EXERCISE: List every line in the entries below that contains the string "FancyBboxPatch".

MATERIAL FOR THIS EXERCISE:
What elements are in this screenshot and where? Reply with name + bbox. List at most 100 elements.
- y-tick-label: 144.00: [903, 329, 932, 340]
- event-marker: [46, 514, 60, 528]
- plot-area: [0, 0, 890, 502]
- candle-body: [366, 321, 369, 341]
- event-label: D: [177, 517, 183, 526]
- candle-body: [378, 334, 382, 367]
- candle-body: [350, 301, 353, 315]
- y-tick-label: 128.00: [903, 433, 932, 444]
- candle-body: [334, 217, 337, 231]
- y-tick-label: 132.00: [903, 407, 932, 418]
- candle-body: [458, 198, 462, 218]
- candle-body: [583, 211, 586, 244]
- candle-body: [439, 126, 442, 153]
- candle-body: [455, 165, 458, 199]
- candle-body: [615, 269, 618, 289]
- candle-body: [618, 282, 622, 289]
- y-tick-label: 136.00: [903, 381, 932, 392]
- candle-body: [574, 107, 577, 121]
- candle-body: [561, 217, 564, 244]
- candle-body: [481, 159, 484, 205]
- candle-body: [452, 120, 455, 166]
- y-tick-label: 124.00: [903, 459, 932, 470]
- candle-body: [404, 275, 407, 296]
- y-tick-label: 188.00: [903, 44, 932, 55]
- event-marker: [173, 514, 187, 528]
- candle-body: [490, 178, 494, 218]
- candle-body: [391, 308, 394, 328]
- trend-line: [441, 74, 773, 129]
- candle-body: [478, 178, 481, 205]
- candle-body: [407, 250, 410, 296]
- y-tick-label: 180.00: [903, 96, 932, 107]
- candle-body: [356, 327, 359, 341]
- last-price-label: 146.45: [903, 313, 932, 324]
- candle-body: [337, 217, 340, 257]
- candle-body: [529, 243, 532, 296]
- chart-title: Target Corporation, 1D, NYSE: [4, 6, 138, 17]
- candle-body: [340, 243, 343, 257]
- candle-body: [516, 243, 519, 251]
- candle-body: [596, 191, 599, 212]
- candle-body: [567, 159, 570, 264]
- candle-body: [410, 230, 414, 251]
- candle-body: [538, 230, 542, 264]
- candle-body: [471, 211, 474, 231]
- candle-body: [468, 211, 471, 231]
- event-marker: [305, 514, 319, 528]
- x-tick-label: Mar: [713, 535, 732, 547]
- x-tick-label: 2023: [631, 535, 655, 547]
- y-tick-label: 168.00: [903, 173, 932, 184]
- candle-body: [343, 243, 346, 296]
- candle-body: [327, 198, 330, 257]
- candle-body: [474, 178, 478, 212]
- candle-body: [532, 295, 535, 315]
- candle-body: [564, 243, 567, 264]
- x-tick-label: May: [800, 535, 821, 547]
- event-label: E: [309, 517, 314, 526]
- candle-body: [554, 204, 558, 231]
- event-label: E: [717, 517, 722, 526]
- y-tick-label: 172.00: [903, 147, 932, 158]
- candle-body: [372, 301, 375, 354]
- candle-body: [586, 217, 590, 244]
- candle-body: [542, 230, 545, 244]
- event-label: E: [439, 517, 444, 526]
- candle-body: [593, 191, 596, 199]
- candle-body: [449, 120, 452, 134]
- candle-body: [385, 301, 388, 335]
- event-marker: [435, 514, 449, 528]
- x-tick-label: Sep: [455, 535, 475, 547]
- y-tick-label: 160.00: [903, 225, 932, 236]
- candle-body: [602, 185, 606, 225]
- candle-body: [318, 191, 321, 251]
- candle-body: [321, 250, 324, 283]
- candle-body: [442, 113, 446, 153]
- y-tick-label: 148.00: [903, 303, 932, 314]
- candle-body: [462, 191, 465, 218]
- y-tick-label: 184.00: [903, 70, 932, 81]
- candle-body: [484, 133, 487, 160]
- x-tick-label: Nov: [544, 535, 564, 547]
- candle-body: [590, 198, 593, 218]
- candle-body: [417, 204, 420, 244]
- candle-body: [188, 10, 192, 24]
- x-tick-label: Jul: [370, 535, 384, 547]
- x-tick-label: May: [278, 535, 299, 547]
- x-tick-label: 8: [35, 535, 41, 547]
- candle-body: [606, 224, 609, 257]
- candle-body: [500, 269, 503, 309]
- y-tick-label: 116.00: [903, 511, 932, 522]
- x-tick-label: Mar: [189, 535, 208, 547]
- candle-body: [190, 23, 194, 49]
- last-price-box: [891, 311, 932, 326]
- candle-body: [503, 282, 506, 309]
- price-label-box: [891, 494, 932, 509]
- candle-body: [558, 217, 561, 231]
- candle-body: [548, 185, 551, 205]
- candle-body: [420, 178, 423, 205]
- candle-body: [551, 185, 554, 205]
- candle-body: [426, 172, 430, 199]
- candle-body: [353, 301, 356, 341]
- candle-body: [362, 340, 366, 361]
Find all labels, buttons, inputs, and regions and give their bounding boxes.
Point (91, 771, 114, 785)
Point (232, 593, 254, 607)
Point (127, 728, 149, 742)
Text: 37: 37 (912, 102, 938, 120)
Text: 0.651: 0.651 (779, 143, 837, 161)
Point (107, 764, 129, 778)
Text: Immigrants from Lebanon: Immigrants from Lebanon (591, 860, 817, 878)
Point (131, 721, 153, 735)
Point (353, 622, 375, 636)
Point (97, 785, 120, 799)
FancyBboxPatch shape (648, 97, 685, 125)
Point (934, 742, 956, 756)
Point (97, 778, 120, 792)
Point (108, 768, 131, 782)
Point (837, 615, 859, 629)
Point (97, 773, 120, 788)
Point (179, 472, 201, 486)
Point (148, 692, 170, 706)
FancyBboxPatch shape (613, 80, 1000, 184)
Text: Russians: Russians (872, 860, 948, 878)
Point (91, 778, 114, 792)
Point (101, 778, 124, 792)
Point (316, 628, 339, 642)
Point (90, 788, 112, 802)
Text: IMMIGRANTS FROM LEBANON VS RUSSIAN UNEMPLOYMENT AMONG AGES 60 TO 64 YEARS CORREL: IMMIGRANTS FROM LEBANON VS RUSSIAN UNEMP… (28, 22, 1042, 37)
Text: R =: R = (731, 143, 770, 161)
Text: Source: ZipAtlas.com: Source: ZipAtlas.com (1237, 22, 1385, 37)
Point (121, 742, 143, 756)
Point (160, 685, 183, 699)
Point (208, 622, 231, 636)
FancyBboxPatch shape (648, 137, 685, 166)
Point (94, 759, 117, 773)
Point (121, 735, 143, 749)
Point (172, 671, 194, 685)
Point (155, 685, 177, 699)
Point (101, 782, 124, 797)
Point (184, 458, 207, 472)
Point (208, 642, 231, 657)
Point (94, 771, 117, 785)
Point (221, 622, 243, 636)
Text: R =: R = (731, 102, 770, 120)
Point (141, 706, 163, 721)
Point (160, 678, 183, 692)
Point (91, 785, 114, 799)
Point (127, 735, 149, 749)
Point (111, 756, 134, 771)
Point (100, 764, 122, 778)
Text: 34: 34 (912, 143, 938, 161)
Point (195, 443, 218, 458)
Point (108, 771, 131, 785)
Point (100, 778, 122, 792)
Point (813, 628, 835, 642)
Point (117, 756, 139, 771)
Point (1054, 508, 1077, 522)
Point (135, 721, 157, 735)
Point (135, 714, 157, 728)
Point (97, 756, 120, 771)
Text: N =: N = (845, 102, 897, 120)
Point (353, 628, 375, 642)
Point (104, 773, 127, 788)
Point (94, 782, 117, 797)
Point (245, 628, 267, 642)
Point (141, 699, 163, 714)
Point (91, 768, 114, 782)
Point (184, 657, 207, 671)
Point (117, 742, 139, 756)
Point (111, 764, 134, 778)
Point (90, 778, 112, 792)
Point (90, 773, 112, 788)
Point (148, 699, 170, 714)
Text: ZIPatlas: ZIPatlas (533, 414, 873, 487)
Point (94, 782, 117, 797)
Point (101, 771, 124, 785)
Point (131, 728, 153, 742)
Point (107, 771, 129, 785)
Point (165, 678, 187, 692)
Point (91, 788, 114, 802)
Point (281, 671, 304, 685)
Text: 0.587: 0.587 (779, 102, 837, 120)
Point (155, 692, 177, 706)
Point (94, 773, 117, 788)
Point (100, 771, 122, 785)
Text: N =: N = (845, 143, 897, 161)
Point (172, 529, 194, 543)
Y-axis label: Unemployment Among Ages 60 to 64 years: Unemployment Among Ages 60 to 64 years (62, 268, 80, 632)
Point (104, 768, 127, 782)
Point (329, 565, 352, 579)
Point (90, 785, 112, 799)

RESPONSE TO THIS TASK:
FancyBboxPatch shape (648, 97, 685, 125)
FancyBboxPatch shape (613, 80, 1000, 184)
FancyBboxPatch shape (648, 137, 685, 166)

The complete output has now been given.